• Recorded information
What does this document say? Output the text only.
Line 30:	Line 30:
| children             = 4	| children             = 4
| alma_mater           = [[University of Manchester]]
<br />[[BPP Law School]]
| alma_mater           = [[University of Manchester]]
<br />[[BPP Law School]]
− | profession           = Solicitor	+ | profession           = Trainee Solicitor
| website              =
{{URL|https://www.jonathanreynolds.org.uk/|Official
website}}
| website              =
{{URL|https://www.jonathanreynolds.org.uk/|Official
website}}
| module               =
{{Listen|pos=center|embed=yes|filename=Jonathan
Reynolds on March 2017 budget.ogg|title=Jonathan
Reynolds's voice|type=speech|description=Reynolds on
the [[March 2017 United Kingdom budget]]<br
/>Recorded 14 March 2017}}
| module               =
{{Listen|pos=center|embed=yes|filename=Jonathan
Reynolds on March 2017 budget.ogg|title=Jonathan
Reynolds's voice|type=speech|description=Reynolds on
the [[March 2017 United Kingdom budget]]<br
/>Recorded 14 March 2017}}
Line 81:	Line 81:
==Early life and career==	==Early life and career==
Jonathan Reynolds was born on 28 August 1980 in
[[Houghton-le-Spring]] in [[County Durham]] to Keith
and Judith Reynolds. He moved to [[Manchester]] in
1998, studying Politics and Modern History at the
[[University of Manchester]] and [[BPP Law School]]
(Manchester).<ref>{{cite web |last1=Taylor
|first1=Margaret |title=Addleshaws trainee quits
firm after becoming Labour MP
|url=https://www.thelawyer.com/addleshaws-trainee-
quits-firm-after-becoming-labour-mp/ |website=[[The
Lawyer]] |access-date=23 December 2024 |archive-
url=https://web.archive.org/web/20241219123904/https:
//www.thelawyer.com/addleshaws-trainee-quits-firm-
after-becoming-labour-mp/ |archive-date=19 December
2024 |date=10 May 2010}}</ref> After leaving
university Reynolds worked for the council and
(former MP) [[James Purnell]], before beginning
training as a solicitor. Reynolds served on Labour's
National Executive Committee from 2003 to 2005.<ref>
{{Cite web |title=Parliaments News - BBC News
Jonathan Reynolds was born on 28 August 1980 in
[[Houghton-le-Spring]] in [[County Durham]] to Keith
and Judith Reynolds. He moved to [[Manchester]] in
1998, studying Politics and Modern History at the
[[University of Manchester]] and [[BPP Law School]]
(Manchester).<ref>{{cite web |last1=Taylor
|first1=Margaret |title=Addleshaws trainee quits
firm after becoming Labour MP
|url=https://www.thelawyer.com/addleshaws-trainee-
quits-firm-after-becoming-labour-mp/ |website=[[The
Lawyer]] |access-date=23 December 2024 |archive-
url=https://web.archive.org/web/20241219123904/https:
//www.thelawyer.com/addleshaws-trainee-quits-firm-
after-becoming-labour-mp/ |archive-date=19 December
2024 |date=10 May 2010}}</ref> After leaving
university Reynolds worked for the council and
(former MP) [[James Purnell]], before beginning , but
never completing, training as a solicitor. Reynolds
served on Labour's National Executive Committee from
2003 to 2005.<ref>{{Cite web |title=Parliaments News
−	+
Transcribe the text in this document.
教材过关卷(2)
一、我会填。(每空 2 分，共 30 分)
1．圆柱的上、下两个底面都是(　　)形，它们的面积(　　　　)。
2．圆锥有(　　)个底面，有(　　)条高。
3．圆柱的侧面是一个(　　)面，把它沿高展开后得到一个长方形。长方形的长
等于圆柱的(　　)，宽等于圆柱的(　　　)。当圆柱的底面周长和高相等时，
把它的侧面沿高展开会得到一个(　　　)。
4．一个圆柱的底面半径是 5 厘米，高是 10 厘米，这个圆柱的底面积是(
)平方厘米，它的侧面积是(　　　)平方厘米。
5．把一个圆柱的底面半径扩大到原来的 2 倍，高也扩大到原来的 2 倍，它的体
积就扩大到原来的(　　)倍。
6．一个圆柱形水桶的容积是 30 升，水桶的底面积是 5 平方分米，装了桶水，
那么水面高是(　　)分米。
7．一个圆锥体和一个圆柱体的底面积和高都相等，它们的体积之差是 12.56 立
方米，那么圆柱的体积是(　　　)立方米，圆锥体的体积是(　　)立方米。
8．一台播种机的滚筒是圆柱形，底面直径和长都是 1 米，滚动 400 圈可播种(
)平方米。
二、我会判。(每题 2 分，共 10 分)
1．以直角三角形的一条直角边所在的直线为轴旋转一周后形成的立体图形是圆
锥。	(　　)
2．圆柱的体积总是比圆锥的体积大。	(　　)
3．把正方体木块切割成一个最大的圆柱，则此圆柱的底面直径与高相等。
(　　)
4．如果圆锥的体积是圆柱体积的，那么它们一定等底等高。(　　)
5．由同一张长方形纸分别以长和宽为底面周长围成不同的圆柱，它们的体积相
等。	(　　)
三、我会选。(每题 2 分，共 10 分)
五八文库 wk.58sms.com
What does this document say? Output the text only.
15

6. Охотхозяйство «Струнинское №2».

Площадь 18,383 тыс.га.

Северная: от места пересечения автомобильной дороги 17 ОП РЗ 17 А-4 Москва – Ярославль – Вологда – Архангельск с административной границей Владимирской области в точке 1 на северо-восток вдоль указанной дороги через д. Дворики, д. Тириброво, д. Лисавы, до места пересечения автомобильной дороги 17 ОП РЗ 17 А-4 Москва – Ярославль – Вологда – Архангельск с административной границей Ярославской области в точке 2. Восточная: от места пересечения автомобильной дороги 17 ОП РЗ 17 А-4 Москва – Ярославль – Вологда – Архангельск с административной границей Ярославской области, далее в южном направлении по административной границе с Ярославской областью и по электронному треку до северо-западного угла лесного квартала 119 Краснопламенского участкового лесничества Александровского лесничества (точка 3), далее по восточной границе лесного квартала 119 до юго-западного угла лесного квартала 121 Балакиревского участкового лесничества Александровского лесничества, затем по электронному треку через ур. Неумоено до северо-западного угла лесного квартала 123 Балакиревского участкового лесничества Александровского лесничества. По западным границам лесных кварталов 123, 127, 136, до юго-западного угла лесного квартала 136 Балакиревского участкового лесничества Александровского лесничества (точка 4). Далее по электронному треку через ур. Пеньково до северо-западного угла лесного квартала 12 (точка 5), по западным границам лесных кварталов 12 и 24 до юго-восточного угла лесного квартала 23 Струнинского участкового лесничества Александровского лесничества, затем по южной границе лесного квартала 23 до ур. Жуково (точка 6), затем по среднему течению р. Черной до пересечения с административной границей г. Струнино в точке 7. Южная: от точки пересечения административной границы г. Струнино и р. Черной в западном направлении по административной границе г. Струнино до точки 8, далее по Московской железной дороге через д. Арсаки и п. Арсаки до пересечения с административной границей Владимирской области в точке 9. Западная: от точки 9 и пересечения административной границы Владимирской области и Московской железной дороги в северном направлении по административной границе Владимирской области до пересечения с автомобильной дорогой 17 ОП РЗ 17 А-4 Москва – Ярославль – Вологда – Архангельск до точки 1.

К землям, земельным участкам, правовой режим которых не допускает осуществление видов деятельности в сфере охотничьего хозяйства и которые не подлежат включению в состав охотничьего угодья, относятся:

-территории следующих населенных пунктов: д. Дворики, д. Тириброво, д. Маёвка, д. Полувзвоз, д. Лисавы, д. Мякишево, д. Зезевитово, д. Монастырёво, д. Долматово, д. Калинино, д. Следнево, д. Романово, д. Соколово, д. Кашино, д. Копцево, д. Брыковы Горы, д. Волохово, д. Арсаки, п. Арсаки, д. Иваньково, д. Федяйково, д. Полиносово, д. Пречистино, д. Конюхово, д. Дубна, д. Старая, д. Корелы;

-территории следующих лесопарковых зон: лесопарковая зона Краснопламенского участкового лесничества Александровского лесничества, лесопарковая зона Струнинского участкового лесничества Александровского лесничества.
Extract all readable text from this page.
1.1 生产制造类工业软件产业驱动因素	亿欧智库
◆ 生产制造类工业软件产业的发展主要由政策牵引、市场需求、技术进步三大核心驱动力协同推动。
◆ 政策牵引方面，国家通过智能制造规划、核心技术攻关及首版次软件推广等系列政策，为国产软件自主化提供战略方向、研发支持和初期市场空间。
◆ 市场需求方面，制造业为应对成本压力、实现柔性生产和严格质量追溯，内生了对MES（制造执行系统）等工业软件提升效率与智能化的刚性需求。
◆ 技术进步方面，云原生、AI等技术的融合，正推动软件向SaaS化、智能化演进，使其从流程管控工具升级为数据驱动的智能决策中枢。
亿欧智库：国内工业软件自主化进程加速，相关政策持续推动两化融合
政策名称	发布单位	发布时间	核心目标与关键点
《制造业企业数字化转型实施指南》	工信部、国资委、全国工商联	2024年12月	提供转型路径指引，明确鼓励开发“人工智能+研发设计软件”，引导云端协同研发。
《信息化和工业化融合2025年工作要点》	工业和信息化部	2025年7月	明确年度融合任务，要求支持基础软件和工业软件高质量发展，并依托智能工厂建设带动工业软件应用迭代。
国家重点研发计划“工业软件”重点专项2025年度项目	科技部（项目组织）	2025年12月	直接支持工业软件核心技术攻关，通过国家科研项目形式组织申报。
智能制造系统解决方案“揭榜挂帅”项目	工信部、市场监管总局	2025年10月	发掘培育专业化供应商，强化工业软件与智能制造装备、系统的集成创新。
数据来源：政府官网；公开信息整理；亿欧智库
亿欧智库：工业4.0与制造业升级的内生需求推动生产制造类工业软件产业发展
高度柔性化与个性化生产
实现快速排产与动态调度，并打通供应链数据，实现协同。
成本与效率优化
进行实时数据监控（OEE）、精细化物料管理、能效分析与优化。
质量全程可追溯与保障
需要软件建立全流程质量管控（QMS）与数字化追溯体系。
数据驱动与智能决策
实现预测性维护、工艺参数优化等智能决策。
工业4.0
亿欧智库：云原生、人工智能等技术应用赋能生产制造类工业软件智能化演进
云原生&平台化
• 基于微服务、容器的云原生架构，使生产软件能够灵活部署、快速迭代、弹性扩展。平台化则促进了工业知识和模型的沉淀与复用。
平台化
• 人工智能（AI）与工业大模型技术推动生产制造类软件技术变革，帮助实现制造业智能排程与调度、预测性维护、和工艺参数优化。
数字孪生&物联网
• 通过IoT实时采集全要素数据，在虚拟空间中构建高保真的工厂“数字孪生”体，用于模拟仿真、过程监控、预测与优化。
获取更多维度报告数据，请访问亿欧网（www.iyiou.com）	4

• Task
Lines in the records that hold the word "this" are to be counted; give only the total.

• Expected output
4